-- Exercise description --
Return each line of the material verbatim.

= = = = =

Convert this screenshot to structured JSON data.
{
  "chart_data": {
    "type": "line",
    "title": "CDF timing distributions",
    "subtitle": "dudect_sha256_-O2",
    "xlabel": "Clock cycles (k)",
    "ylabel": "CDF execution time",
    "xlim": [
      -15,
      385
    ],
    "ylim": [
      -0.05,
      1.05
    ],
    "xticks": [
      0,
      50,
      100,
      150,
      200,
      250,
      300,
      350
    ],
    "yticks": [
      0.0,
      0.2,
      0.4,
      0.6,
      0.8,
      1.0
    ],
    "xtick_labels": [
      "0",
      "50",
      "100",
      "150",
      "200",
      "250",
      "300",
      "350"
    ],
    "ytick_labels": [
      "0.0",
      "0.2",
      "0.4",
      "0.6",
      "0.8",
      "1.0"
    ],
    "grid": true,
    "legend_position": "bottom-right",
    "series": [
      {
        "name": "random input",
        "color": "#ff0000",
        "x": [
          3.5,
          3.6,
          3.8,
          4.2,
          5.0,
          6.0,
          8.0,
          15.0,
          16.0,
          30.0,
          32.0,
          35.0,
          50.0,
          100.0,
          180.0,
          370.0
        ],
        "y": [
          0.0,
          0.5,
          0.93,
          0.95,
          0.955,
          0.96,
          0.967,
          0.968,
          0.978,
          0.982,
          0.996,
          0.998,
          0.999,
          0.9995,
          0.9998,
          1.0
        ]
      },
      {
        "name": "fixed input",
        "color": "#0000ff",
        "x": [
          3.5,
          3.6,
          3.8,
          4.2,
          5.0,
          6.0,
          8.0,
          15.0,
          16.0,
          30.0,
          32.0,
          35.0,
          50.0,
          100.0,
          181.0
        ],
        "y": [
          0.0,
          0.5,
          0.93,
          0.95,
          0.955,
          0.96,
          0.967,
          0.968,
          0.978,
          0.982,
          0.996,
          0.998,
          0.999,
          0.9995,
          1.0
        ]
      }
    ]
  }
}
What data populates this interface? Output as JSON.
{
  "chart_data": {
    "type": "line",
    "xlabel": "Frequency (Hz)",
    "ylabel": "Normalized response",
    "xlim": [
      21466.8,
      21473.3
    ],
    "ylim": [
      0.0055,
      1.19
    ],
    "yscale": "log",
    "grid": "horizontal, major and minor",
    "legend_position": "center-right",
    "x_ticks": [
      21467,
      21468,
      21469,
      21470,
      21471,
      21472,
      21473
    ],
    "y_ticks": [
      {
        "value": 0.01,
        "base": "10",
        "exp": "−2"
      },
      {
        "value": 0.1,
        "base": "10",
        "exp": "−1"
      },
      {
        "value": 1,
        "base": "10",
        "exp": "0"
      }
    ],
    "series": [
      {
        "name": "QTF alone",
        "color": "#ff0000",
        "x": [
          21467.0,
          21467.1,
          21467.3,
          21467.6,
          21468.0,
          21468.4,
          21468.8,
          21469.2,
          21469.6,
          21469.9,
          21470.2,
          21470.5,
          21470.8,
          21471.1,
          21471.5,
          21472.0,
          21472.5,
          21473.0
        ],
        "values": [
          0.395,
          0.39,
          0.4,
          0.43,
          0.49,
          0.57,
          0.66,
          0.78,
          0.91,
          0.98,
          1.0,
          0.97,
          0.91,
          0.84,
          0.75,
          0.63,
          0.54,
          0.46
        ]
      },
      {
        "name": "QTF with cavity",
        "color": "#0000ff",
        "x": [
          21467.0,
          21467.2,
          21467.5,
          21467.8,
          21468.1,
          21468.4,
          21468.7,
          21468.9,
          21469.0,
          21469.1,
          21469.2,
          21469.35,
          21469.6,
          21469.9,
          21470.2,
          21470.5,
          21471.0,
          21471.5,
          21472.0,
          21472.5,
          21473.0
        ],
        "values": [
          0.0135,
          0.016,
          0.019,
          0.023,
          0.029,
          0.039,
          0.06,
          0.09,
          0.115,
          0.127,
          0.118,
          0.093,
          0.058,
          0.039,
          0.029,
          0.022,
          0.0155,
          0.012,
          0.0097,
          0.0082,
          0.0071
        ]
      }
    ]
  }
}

= = = = =

-- The solution --
Convert this screenshot to structured JSON data.
{
  "chart_data": {
    "type": "line",
    "title": "CDF timing distributions",
    "subtitle": "dudect_sha256_-O2",
    "xlabel": "Clock cycles (k)",
    "ylabel": "CDF execution time",
    "xlim": [
      -15,
      385
    ],
    "ylim": [
      -0.05,
      1.05
    ],
    "xticks": [
      0,
      50,
      100,
      150,
      200,
      250,
      300,
      350
    ],
    "yticks": [
      0.0,
      0.2,
      0.4,
      0.6,
      0.8,
      1.0
    ],
    "xtick_labels": [
      "0",
      "50",
      "100",
      "150",
      "200",
      "250",
      "300",
      "350"
    ],
    "ytick_labels": [
      "0.0",
      "0.2",
      "0.4",
      "0.6",
      "0.8",
      "1.0"
    ],
    "grid": true,
    "legend_position": "bottom-right",
    "series": [
      {
        "name": "random input",
        "color": "#ff0000",
        "x": [
          3.5,
          3.6,
          3.8,
          4.2,
          5.0,
          6.0,
          8.0,
          15.0,
          16.0,
          30.0,
          32.0,
          35.0,
          50.0,
          100.0,
          180.0,
          370.0
        ],
        "y": [
          0.0,
          0.5,
          0.93,
          0.95,
          0.955,
          0.96,
          0.967,
          0.968,
          0.978,
          0.982,
          0.996,
          0.998,
          0.999,
          0.9995,
          0.9998,
          1.0
        ]
      },
      {
        "name": "fixed input",
        "color": "#0000ff",
        "x": [
          3.5,
          3.6,
          3.8,
          4.2,
          5.0,
          6.0,
          8.0,
          15.0,
          16.0,
          30.0,
          32.0,
          35.0,
          50.0,
          100.0,
          181.0
        ],
        "y": [
          0.0,
          0.5,
          0.93,
          0.95,
          0.955,
          0.96,
          0.967,
          0.968,
          0.978,
          0.982,
          0.996,
          0.998,
          0.999,
          0.9995,
          1.0
        ]
      }
    ]
  }
}
What data populates this interface? Output as JSON.
{
  "chart_data": {
    "type": "line",
    "xlabel": "Frequency (Hz)",
    "ylabel": "Normalized response",
    "xlim": [
      21466.8,
      21473.3
    ],
    "ylim": [
      0.0055,
      1.19
    ],
    "yscale": "log",
    "grid": "horizontal, major and minor",
    "legend_position": "center-right",
    "x_ticks": [
      21467,
      21468,
      21469,
      21470,
      21471,
      21472,
      21473
    ],
    "y_ticks": [
      {
        "value": 0.01,
        "base": "10",
        "exp": "−2"
      },
      {
        "value": 0.1,
        "base": "10",
        "exp": "−1"
      },
      {
        "value": 1,
        "base": "10",
        "exp": "0"
      }
    ],
    "series": [
      {
        "name": "QTF alone",
        "color": "#ff0000",
        "x": [
          21467.0,
          21467.1,
          21467.3,
          21467.6,
          21468.0,
          21468.4,
          21468.8,
          21469.2,
          21469.6,
          21469.9,
          21470.2,
          21470.5,
          21470.8,
          21471.1,
          21471.5,
          21472.0,
          21472.5,
          21473.0
        ],
        "values": [
          0.395,
          0.39,
          0.4,
          0.43,
          0.49,
          0.57,
          0.66,
          0.78,
          0.91,
          0.98,
          1.0,
          0.97,
          0.91,
          0.84,
          0.75,
          0.63,
          0.54,
          0.46
        ]
      },
      {
        "name": "QTF with cavity",
        "color": "#0000ff",
        "x": [
          21467.0,
          21467.2,
          21467.5,
          21467.8,
          21468.1,
          21468.4,
          21468.7,
          21468.9,
          21469.0,
          21469.1,
          21469.2,
          21469.35,
          21469.6,
          21469.9,
          21470.2,
          21470.5,
          21471.0,
          21471.5,
          21472.0,
          21472.5,
          21473.0
        ],
        "values": [
          0.0135,
          0.016,
          0.019,
          0.023,
          0.029,
          0.039,
          0.06,
          0.09,
          0.115,
          0.127,
          0.118,
          0.093,
          0.058,
          0.039,
          0.029,
          0.022,
          0.0155,
          0.012,
          0.0097,
          0.0082,
          0.0071
        ]
      }
    ]
  }
}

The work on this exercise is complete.